*Problem requirements*
Write out the records below word for word, please.

-- start of Data for this task --

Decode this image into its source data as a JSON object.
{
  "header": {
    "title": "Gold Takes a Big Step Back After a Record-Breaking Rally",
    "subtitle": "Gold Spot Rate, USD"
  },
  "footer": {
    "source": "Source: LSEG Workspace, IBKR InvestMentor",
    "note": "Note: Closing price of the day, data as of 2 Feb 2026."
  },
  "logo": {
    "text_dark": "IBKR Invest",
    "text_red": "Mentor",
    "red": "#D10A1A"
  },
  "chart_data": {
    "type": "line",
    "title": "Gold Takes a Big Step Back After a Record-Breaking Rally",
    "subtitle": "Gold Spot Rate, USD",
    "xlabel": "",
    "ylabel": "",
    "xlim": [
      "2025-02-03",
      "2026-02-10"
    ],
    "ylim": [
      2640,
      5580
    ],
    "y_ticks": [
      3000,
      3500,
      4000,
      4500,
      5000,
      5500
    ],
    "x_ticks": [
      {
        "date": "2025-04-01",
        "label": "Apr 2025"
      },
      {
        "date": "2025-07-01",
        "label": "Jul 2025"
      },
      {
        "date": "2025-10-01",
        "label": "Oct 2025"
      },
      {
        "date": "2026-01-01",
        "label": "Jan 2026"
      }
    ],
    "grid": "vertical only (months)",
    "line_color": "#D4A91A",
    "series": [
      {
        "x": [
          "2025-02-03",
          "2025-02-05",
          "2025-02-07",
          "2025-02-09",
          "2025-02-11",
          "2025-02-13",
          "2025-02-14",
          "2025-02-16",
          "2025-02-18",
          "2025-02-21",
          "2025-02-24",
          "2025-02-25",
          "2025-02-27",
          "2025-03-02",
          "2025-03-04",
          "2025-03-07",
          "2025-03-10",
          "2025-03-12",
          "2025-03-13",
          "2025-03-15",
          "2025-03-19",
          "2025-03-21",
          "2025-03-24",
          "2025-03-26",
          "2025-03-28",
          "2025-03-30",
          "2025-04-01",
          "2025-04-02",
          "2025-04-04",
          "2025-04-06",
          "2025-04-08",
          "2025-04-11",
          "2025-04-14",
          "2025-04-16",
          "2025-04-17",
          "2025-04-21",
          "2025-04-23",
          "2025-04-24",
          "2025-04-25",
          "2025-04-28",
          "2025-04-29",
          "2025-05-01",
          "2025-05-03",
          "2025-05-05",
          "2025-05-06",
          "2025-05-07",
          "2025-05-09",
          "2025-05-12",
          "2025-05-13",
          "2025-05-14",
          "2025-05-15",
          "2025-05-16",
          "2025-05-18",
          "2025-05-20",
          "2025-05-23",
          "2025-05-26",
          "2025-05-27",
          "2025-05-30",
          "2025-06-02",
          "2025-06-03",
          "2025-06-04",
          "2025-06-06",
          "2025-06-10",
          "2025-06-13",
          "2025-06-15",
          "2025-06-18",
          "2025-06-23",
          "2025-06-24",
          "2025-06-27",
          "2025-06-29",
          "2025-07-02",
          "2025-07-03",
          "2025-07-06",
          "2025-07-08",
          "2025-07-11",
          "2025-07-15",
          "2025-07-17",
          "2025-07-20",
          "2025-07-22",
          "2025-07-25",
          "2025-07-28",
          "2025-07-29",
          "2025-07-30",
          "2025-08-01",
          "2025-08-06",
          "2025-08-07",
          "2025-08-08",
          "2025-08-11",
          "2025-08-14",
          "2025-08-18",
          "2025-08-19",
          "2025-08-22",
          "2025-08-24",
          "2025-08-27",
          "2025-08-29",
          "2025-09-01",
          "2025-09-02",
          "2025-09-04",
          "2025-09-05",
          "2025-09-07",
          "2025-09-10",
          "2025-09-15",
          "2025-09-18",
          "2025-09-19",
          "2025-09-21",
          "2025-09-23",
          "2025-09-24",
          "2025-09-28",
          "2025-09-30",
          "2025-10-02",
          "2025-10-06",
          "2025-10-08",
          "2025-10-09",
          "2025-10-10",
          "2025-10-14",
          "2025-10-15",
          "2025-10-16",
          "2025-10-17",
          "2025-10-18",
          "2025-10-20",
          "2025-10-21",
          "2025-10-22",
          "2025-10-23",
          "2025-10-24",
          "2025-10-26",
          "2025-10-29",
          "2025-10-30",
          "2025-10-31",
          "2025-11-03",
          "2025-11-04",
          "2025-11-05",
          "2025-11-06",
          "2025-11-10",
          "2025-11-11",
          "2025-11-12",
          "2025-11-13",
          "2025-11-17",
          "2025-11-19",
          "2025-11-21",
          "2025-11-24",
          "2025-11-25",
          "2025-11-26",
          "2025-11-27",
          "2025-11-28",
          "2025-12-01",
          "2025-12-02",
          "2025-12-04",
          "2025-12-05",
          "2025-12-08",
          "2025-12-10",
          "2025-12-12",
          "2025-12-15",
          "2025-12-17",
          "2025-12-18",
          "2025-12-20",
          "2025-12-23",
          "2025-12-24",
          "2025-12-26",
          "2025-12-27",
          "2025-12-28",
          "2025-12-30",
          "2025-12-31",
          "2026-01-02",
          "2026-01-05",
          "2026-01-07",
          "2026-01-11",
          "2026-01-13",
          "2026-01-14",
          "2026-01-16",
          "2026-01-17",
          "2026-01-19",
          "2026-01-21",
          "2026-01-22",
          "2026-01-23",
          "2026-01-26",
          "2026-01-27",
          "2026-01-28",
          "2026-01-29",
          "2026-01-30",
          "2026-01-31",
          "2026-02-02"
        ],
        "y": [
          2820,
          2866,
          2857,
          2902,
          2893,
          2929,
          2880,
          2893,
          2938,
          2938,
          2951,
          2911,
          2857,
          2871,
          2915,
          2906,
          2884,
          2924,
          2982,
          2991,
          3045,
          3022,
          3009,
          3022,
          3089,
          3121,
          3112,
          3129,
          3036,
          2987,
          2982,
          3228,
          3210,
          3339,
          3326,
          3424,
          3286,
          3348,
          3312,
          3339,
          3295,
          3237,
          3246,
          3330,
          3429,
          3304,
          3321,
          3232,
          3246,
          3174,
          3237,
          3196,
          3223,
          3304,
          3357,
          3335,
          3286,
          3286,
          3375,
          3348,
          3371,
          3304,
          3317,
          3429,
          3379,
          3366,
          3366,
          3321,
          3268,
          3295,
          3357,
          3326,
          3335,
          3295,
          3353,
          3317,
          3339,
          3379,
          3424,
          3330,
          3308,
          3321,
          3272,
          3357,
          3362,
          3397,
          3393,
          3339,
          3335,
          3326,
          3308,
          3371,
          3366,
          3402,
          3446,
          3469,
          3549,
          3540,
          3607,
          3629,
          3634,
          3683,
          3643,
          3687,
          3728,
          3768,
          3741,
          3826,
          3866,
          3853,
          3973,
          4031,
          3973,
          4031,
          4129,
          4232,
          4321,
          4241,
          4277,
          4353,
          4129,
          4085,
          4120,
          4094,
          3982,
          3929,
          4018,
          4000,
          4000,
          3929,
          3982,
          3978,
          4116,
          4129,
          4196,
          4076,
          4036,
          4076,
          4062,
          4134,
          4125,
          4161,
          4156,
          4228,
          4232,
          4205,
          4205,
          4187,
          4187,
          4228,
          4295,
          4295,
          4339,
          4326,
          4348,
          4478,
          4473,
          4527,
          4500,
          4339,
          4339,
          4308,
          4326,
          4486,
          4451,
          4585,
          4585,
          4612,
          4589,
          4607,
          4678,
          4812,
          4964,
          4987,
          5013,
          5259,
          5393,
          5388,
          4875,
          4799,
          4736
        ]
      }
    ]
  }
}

-- end of Data for this task --

*Response to the exercise*
Decode this image into its source data as a JSON object.
{
  "header": {
    "title": "Gold Takes a Big Step Back After a Record-Breaking Rally",
    "subtitle": "Gold Spot Rate, USD"
  },
  "footer": {
    "source": "Source: LSEG Workspace, IBKR InvestMentor",
    "note": "Note: Closing price of the day, data as of 2 Feb 2026."
  },
  "logo": {
    "text_dark": "IBKR Invest",
    "text_red": "Mentor",
    "red": "#D10A1A"
  },
  "chart_data": {
    "type": "line",
    "title": "Gold Takes a Big Step Back After a Record-Breaking Rally",
    "subtitle": "Gold Spot Rate, USD",
    "xlabel": "",
    "ylabel": "",
    "xlim": [
      "2025-02-03",
      "2026-02-10"
    ],
    "ylim": [
      2640,
      5580
    ],
    "y_ticks": [
      3000,
      3500,
      4000,
      4500,
      5000,
      5500
    ],
    "x_ticks": [
      {
        "date": "2025-04-01",
        "label": "Apr 2025"
      },
      {
        "date": "2025-07-01",
        "label": "Jul 2025"
      },
      {
        "date": "2025-10-01",
        "label": "Oct 2025"
      },
      {
        "date": "2026-01-01",
        "label": "Jan 2026"
      }
    ],
    "grid": "vertical only (months)",
    "line_color": "#D4A91A",
    "series": [
      {
        "x": [
          "2025-02-03",
          "2025-02-05",
          "2025-02-07",
          "2025-02-09",
          "2025-02-11",
          "2025-02-13",
          "2025-02-14",
          "2025-02-16",
          "2025-02-18",
          "2025-02-21",
          "2025-02-24",
          "2025-02-25",
          "2025-02-27",
          "2025-03-02",
          "2025-03-04",
          "2025-03-07",
          "2025-03-10",
          "2025-03-12",
          "2025-03-13",
          "2025-03-15",
          "2025-03-19",
          "2025-03-21",
          "2025-03-24",
          "2025-03-26",
          "2025-03-28",
          "2025-03-30",
          "2025-04-01",
          "2025-04-02",
          "2025-04-04",
          "2025-04-06",
          "2025-04-08",
          "2025-04-11",
          "2025-04-14",
          "2025-04-16",
          "2025-04-17",
          "2025-04-21",
          "2025-04-23",
          "2025-04-24",
          "2025-04-25",
          "2025-04-28",
          "2025-04-29",
          "2025-05-01",
          "2025-05-03",
          "2025-05-05",
          "2025-05-06",
          "2025-05-07",
          "2025-05-09",
          "2025-05-12",
          "2025-05-13",
          "2025-05-14",
          "2025-05-15",
          "2025-05-16",
          "2025-05-18",
          "2025-05-20",
          "2025-05-23",
          "2025-05-26",
          "2025-05-27",
          "2025-05-30",
          "2025-06-02",
          "2025-06-03",
          "2025-06-04",
          "2025-06-06",
          "2025-06-10",
          "2025-06-13",
          "2025-06-15",
          "2025-06-18",
          "2025-06-23",
          "2025-06-24",
          "2025-06-27",
          "2025-06-29",
          "2025-07-02",
          "2025-07-03",
          "2025-07-06",
          "2025-07-08",
          "2025-07-11",
          "2025-07-15",
          "2025-07-17",
          "2025-07-20",
          "2025-07-22",
          "2025-07-25",
          "2025-07-28",
          "2025-07-29",
          "2025-07-30",
          "2025-08-01",
          "2025-08-06",
          "2025-08-07",
          "2025-08-08",
          "2025-08-11",
          "2025-08-14",
          "2025-08-18",
          "2025-08-19",
          "2025-08-22",
          "2025-08-24",
          "2025-08-27",
          "2025-08-29",
          "2025-09-01",
          "2025-09-02",
          "2025-09-04",
          "2025-09-05",
          "2025-09-07",
          "2025-09-10",
          "2025-09-15",
          "2025-09-18",
          "2025-09-19",
          "2025-09-21",
          "2025-09-23",
          "2025-09-24",
          "2025-09-28",
          "2025-09-30",
          "2025-10-02",
          "2025-10-06",
          "2025-10-08",
          "2025-10-09",
          "2025-10-10",
          "2025-10-14",
          "2025-10-15",
          "2025-10-16",
          "2025-10-17",
          "2025-10-18",
          "2025-10-20",
          "2025-10-21",
          "2025-10-22",
          "2025-10-23",
          "2025-10-24",
          "2025-10-26",
          "2025-10-29",
          "2025-10-30",
          "2025-10-31",
          "2025-11-03",
          "2025-11-04",
          "2025-11-05",
          "2025-11-06",
          "2025-11-10",
          "2025-11-11",
          "2025-11-12",
          "2025-11-13",
          "2025-11-17",
          "2025-11-19",
          "2025-11-21",
          "2025-11-24",
          "2025-11-25",
          "2025-11-26",
          "2025-11-27",
          "2025-11-28",
          "2025-12-01",
          "2025-12-02",
          "2025-12-04",
          "2025-12-05",
          "2025-12-08",
          "2025-12-10",
          "2025-12-12",
          "2025-12-15",
          "2025-12-17",
          "2025-12-18",
          "2025-12-20",
          "2025-12-23",
          "2025-12-24",
          "2025-12-26",
          "2025-12-27",
          "2025-12-28",
          "2025-12-30",
          "2025-12-31",
          "2026-01-02",
          "2026-01-05",
          "2026-01-07",
          "2026-01-11",
          "2026-01-13",
          "2026-01-14",
          "2026-01-16",
          "2026-01-17",
          "2026-01-19",
          "2026-01-21",
          "2026-01-22",
          "2026-01-23",
          "2026-01-26",
          "2026-01-27",
          "2026-01-28",
          "2026-01-29",
          "2026-01-30",
          "2026-01-31",
          "2026-02-02"
        ],
        "y": [
          2820,
          2866,
          2857,
          2902,
          2893,
          2929,
          2880,
          2893,
          2938,
          2938,
          2951,
          2911,
          2857,
          2871,
          2915,
          2906,
          2884,
          2924,
          2982,
          2991,
          3045,
          3022,
          3009,
          3022,
          3089,
          3121,
          3112,
          3129,
          3036,
          2987,
          2982,
          3228,
          3210,
          3339,
          3326,
          3424,
          3286,
          3348,
          3312,
          3339,
          3295,
          3237,
          3246,
          3330,
          3429,
          3304,
          3321,
          3232,
          3246,
          3174,
          3237,
          3196,
          3223,
          3304,
          3357,
          3335,
          3286,
          3286,
          3375,
          3348,
          3371,
          3304,
          3317,
          3429,
          3379,
          3366,
          3366,
          3321,
          3268,
          3295,
          3357,
          3326,
          3335,
          3295,
          3353,
          3317,
          3339,
          3379,
          3424,
          3330,
          3308,
          3321,
          3272,
          3357,
          3362,
          3397,
          3393,
          3339,
          3335,
          3326,
          3308,
          3371,
          3366,
          3402,
          3446,
          3469,
          3549,
          3540,
          3607,
          3629,
          3634,
          3683,
          3643,
          3687,
          3728,
          3768,
          3741,
          3826,
          3866,
          3853,
          3973,
          4031,
          3973,
          4031,
          4129,
          4232,
          4321,
          4241,
          4277,
          4353,
          4129,
          4085,
          4120,
          4094,
          3982,
          3929,
          4018,
          4000,
          4000,
          3929,
          3982,
          3978,
          4116,
          4129,
          4196,
          4076,
          4036,
          4076,
          4062,
          4134,
          4125,
          4161,
          4156,
          4228,
          4232,
          4205,
          4205,
          4187,
          4187,
          4228,
          4295,
          4295,
          4339,
          4326,
          4348,
          4478,
          4473,
          4527,
          4500,
          4339,
          4339,
          4308,
          4326,
          4486,
          4451,
          4585,
          4585,
          4612,
          4589,
          4607,
          4678,
          4812,
          4964,
          4987,
          5013,
          5259,
          5393,
          5388,
          4875,
          4799,
          4736
        ]
      }
    ]
  }
}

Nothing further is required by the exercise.